What follows is a block of records; restate each one word for word.

Data provided:
++++++++++++++++++++

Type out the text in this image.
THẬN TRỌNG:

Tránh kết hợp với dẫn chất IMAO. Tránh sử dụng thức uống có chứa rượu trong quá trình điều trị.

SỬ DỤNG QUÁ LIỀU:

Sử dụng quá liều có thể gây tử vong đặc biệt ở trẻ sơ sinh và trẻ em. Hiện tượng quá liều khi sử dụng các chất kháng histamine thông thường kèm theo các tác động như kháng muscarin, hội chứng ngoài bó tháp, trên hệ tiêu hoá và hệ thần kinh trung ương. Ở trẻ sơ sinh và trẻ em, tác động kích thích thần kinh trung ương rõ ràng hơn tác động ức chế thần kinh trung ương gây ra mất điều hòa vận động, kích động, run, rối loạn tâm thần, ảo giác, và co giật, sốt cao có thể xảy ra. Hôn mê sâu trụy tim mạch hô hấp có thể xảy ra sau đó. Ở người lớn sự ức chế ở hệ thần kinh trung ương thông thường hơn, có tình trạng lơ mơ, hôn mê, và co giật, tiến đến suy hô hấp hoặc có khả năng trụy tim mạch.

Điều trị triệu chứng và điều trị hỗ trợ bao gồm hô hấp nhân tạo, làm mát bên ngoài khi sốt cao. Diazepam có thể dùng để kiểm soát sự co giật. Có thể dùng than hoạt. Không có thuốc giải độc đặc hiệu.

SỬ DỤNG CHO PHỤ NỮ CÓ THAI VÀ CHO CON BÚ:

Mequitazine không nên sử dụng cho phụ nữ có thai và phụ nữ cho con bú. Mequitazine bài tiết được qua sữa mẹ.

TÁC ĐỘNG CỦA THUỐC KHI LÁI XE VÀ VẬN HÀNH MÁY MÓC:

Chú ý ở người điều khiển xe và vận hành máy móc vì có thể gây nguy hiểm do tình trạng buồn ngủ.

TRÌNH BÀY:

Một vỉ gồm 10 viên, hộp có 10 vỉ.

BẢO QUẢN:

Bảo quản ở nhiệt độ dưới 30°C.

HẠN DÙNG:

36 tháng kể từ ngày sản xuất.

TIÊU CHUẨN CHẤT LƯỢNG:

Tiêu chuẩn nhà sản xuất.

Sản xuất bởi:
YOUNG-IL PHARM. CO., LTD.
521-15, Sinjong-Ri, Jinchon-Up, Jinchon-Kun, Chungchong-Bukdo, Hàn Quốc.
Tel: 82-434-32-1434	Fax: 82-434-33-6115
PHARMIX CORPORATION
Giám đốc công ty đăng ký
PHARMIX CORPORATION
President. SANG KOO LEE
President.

++++++++++++++++++++

Exercise answer:
Type out the text in this image.
THẬN TRỌNG:

Tránh kết hợp với dẫn chất IMAO. Tránh sử dụng thức uống có chứa rượu trong quá trình điều trị.

SỬ DỤNG QUÁ LIỀU:

Sử dụng quá liều có thể gây tử vong đặc biệt ở trẻ sơ sinh và trẻ em. Hiện tượng quá liều khi sử dụng các chất kháng histamine thông thường kèm theo các tác động như kháng muscarin, hội chứng ngoài bó tháp, trên hệ tiêu hoá và hệ thần kinh trung ương. Ở trẻ sơ sinh và trẻ em, tác động kích thích thần kinh trung ương rõ ràng hơn tác động ức chế thần kinh trung ương gây ra mất điều hòa vận động, kích động, run, rối loạn tâm thần, ảo giác, và co giật, sốt cao có thể xảy ra. Hôn mê sâu trụy tim mạch hô hấp có thể xảy ra sau đó. Ở người lớn sự ức chế ở hệ thần kinh trung ương thông thường hơn, có tình trạng lơ mơ, hôn mê, và co giật, tiến đến suy hô hấp hoặc có khả năng trụy tim mạch.

Điều trị triệu chứng và điều trị hỗ trợ bao gồm hô hấp nhân tạo, làm mát bên ngoài khi sốt cao. Diazepam có thể dùng để kiểm soát sự co giật. Có thể dùng than hoạt. Không có thuốc giải độc đặc hiệu.

SỬ DỤNG CHO PHỤ NỮ CÓ THAI VÀ CHO CON BÚ:

Mequitazine không nên sử dụng cho phụ nữ có thai và phụ nữ cho con bú. Mequitazine bài tiết được qua sữa mẹ.

TÁC ĐỘNG CỦA THUỐC KHI LÁI XE VÀ VẬN HÀNH MÁY MÓC:

Chú ý ở người điều khiển xe và vận hành máy móc vì có thể gây nguy hiểm do tình trạng buồn ngủ.

TRÌNH BÀY:

Một vỉ gồm 10 viên, hộp có 10 vỉ.

BẢO QUẢN:

Bảo quản ở nhiệt độ dưới 30°C.

HẠN DÙNG:

36 tháng kể từ ngày sản xuất.

TIÊU CHUẨN CHẤT LƯỢNG:

Tiêu chuẩn nhà sản xuất.

Sản xuất bởi:
YOUNG-IL PHARM. CO., LTD.
521-15, Sinjong-Ri, Jinchon-Up, Jinchon-Kun, Chungchong-Bukdo, Hàn Quốc.
Tel: 82-434-32-1434	Fax: 82-434-33-6115
PHARMIX CORPORATION
Giám đốc công ty đăng ký
PHARMIX CORPORATION
President. SANG KOO LEE
President.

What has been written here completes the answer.